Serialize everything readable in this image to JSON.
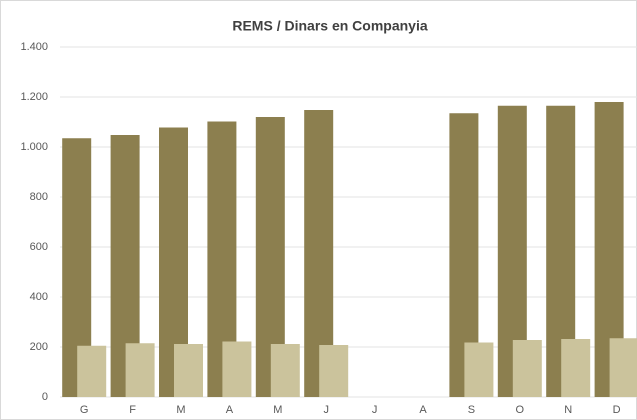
{
  "chart_data": {
    "type": "bar",
    "title": "REMS / Dinars en Companyia",
    "categories": [
      "G",
      "F",
      "M",
      "A",
      "M",
      "J",
      "J",
      "A",
      "S",
      "O",
      "N",
      "D"
    ],
    "series": [
      {
        "color": "#8c7f4f",
        "values": [
          1035,
          1048,
          1078,
          1102,
          1120,
          1148,
          null,
          null,
          1135,
          1165,
          1165,
          1180
        ]
      },
      {
        "color": "#cbc39c",
        "values": [
          205,
          215,
          212,
          222,
          212,
          208,
          null,
          null,
          218,
          228,
          232,
          235
        ]
      }
    ],
    "ylim": [
      0,
      1400
    ],
    "yticks": [
      0,
      200,
      400,
      600,
      800,
      {
        "value": 1000,
        "label": "1.000"
      },
      {
        "value": 1200,
        "label": "1.200"
      },
      {
        "value": 1400,
        "label": "1.400"
      }
    ],
    "grid": true
  }
}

§ **Problem**
Reproduce the whole listing above word for word, but not its pictures.

§ **Response below**
Serialize everything readable in this image to JSON.
{
  "chart_data": {
    "type": "bar",
    "title": "REMS / Dinars en Companyia",
    "categories": [
      "G",
      "F",
      "M",
      "A",
      "M",
      "J",
      "J",
      "A",
      "S",
      "O",
      "N",
      "D"
    ],
    "series": [
      {
        "color": "#8c7f4f",
        "values": [
          1035,
          1048,
          1078,
          1102,
          1120,
          1148,
          null,
          null,
          1135,
          1165,
          1165,
          1180
        ]
      },
      {
        "color": "#cbc39c",
        "values": [
          205,
          215,
          212,
          222,
          212,
          208,
          null,
          null,
          218,
          228,
          232,
          235
        ]
      }
    ],
    "ylim": [
      0,
      1400
    ],
    "yticks": [
      0,
      200,
      400,
      600,
      800,
      {
        "value": 1000,
        "label": "1.000"
      },
      {
        "value": 1200,
        "label": "1.200"
      },
      {
        "value": 1400,
        "label": "1.400"
      }
    ],
    "grid": true
  }
}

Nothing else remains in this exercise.